## Start Given information

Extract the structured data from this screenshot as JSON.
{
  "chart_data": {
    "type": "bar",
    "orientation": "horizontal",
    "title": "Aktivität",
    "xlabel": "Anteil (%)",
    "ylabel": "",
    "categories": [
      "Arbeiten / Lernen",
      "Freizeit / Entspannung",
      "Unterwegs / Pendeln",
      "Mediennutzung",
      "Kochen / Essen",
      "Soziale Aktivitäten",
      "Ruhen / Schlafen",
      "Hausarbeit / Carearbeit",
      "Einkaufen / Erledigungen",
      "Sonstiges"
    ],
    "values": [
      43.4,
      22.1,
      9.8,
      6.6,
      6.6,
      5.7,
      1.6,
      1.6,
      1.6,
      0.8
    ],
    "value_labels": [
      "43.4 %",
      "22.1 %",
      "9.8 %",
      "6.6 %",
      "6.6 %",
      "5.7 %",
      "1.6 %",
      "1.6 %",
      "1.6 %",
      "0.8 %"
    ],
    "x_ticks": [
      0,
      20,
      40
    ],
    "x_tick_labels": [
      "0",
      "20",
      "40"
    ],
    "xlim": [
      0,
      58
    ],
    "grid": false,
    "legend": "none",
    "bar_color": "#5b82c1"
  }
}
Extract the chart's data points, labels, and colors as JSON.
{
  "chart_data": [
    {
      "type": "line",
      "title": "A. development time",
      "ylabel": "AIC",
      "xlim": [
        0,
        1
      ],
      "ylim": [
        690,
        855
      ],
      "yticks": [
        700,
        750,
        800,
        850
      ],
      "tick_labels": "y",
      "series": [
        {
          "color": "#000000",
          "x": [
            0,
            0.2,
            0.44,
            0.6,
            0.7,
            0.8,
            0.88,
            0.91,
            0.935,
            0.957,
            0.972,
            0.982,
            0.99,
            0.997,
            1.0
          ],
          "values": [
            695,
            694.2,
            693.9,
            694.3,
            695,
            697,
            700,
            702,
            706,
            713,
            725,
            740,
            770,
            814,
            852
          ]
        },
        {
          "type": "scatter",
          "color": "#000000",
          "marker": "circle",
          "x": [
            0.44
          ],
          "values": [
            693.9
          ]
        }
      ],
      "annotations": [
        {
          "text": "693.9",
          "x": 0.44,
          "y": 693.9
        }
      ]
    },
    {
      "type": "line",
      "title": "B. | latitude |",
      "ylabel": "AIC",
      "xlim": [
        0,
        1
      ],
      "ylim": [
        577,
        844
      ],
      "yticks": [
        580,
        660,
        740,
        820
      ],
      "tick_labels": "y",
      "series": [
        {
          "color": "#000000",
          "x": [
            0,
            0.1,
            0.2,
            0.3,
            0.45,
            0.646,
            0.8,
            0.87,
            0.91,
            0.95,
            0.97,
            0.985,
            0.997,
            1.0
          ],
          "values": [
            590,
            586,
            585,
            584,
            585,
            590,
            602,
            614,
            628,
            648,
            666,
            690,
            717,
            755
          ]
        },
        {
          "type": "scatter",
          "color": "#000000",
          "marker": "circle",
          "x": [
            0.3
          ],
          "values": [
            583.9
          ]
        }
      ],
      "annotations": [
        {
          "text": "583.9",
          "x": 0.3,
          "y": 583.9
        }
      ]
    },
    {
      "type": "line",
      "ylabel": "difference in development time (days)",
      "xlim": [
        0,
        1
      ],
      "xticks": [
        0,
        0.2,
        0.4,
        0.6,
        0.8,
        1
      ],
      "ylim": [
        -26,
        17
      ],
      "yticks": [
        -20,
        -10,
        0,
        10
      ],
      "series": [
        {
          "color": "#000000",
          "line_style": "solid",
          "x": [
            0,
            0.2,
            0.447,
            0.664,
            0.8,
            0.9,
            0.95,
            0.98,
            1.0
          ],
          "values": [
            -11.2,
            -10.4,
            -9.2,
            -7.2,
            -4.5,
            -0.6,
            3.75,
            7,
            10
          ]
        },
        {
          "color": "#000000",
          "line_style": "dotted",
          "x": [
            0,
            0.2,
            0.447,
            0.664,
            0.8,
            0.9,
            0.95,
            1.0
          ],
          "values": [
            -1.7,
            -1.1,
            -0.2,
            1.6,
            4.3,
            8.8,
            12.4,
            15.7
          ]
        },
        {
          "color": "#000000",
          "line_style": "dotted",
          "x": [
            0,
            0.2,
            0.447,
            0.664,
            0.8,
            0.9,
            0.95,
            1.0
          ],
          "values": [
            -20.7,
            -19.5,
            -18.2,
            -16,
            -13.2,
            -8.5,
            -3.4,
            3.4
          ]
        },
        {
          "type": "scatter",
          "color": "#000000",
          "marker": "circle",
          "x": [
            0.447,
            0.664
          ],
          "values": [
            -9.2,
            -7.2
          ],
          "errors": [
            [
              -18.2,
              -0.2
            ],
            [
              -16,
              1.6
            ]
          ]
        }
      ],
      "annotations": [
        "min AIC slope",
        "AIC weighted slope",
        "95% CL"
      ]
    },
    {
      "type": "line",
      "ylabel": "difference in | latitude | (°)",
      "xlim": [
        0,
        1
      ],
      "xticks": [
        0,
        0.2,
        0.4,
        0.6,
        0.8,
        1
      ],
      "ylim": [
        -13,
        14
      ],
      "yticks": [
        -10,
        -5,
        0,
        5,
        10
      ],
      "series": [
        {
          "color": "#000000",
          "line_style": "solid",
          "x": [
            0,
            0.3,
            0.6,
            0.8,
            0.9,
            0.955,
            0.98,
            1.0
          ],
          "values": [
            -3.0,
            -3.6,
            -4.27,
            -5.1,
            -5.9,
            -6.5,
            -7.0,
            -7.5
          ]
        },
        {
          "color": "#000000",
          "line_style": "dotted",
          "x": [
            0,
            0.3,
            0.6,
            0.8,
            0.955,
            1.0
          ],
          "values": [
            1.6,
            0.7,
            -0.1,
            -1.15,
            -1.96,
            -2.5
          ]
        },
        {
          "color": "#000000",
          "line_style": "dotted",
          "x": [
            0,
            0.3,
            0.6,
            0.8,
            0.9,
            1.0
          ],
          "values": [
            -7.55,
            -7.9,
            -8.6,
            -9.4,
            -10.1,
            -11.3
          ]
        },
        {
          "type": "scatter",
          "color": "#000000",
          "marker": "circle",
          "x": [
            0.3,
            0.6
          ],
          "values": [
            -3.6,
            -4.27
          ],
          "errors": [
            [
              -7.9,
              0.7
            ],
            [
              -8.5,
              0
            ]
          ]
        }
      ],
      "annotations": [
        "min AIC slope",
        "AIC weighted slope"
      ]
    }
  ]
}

## End Given information

Task details — Retype all of the entries precisely as they are.

Response to this exercise —
Extract the structured data from this screenshot as JSON.
{
  "chart_data": {
    "type": "bar",
    "orientation": "horizontal",
    "title": "Aktivität",
    "xlabel": "Anteil (%)",
    "ylabel": "",
    "categories": [
      "Arbeiten / Lernen",
      "Freizeit / Entspannung",
      "Unterwegs / Pendeln",
      "Mediennutzung",
      "Kochen / Essen",
      "Soziale Aktivitäten",
      "Ruhen / Schlafen",
      "Hausarbeit / Carearbeit",
      "Einkaufen / Erledigungen",
      "Sonstiges"
    ],
    "values": [
      43.4,
      22.1,
      9.8,
      6.6,
      6.6,
      5.7,
      1.6,
      1.6,
      1.6,
      0.8
    ],
    "value_labels": [
      "43.4 %",
      "22.1 %",
      "9.8 %",
      "6.6 %",
      "6.6 %",
      "5.7 %",
      "1.6 %",
      "1.6 %",
      "1.6 %",
      "0.8 %"
    ],
    "x_ticks": [
      0,
      20,
      40
    ],
    "x_tick_labels": [
      "0",
      "20",
      "40"
    ],
    "xlim": [
      0,
      58
    ],
    "grid": false,
    "legend": "none",
    "bar_color": "#5b82c1"
  }
}
Extract the chart's data points, labels, and colors as JSON.
{
  "chart_data": [
    {
      "type": "line",
      "title": "A. development time",
      "ylabel": "AIC",
      "xlim": [
        0,
        1
      ],
      "ylim": [
        690,
        855
      ],
      "yticks": [
        700,
        750,
        800,
        850
      ],
      "tick_labels": "y",
      "series": [
        {
          "color": "#000000",
          "x": [
            0,
            0.2,
            0.44,
            0.6,
            0.7,
            0.8,
            0.88,
            0.91,
            0.935,
            0.957,
            0.972,
            0.982,
            0.99,
            0.997,
            1.0
          ],
          "values": [
            695,
            694.2,
            693.9,
            694.3,
            695,
            697,
            700,
            702,
            706,
            713,
            725,
            740,
            770,
            814,
            852
          ]
        },
        {
          "type": "scatter",
          "color": "#000000",
          "marker": "circle",
          "x": [
            0.44
          ],
          "values": [
            693.9
          ]
        }
      ],
      "annotations": [
        {
          "text": "693.9",
          "x": 0.44,
          "y": 693.9
        }
      ]
    },
    {
      "type": "line",
      "title": "B. | latitude |",
      "ylabel": "AIC",
      "xlim": [
        0,
        1
      ],
      "ylim": [
        577,
        844
      ],
      "yticks": [
        580,
        660,
        740,
        820
      ],
      "tick_labels": "y",
      "series": [
        {
          "color": "#000000",
          "x": [
            0,
            0.1,
            0.2,
            0.3,
            0.45,
            0.646,
            0.8,
            0.87,
            0.91,
            0.95,
            0.97,
            0.985,
            0.997,
            1.0
          ],
          "values": [
            590,
            586,
            585,
            584,
            585,
            590,
            602,
            614,
            628,
            648,
            666,
            690,
            717,
            755
          ]
        },
        {
          "type": "scatter",
          "color": "#000000",
          "marker": "circle",
          "x": [
            0.3
          ],
          "values": [
            583.9
          ]
        }
      ],
      "annotations": [
        {
          "text": "583.9",
          "x": 0.3,
          "y": 583.9
        }
      ]
    },
    {
      "type": "line",
      "ylabel": "difference in development time (days)",
      "xlim": [
        0,
        1
      ],
      "xticks": [
        0,
        0.2,
        0.4,
        0.6,
        0.8,
        1
      ],
      "ylim": [
        -26,
        17
      ],
      "yticks": [
        -20,
        -10,
        0,
        10
      ],
      "series": [
        {
          "color": "#000000",
          "line_style": "solid",
          "x": [
            0,
            0.2,
            0.447,
            0.664,
            0.8,
            0.9,
            0.95,
            0.98,
            1.0
          ],
          "values": [
            -11.2,
            -10.4,
            -9.2,
            -7.2,
            -4.5,
            -0.6,
            3.75,
            7,
            10
          ]
        },
        {
          "color": "#000000",
          "line_style": "dotted",
          "x": [
            0,
            0.2,
            0.447,
            0.664,
            0.8,
            0.9,
            0.95,
            1.0
          ],
          "values": [
            -1.7,
            -1.1,
            -0.2,
            1.6,
            4.3,
            8.8,
            12.4,
            15.7
          ]
        },
        {
          "color": "#000000",
          "line_style": "dotted",
          "x": [
            0,
            0.2,
            0.447,
            0.664,
            0.8,
            0.9,
            0.95,
            1.0
          ],
          "values": [
            -20.7,
            -19.5,
            -18.2,
            -16,
            -13.2,
            -8.5,
            -3.4,
            3.4
          ]
        },
        {
          "type": "scatter",
          "color": "#000000",
          "marker": "circle",
          "x": [
            0.447,
            0.664
          ],
          "values": [
            -9.2,
            -7.2
          ],
          "errors": [
            [
              -18.2,
              -0.2
            ],
            [
              -16,
              1.6
            ]
          ]
        }
      ],
      "annotations": [
        "min AIC slope",
        "AIC weighted slope",
        "95% CL"
      ]
    },
    {
      "type": "line",
      "ylabel": "difference in | latitude | (°)",
      "xlim": [
        0,
        1
      ],
      "xticks": [
        0,
        0.2,
        0.4,
        0.6,
        0.8,
        1
      ],
      "ylim": [
        -13,
        14
      ],
      "yticks": [
        -10,
        -5,
        0,
        5,
        10
      ],
      "series": [
        {
          "color": "#000000",
          "line_style": "solid",
          "x": [
            0,
            0.3,
            0.6,
            0.8,
            0.9,
            0.955,
            0.98,
            1.0
          ],
          "values": [
            -3.0,
            -3.6,
            -4.27,
            -5.1,
            -5.9,
            -6.5,
            -7.0,
            -7.5
          ]
        },
        {
          "color": "#000000",
          "line_style": "dotted",
          "x": [
            0,
            0.3,
            0.6,
            0.8,
            0.955,
            1.0
          ],
          "values": [
            1.6,
            0.7,
            -0.1,
            -1.15,
            -1.96,
            -2.5
          ]
        },
        {
          "color": "#000000",
          "line_style": "dotted",
          "x": [
            0,
            0.3,
            0.6,
            0.8,
            0.9,
            1.0
          ],
          "values": [
            -7.55,
            -7.9,
            -8.6,
            -9.4,
            -10.1,
            -11.3
          ]
        },
        {
          "type": "scatter",
          "color": "#000000",
          "marker": "circle",
          "x": [
            0.3,
            0.6
          ],
          "values": [
            -3.6,
            -4.27
          ],
          "errors": [
            [
              -7.9,
              0.7
            ],
            [
              -8.5,
              0
            ]
          ]
        }
      ],
      "annotations": [
        "min AIC slope",
        "AIC weighted slope"
      ]
    }
  ]
}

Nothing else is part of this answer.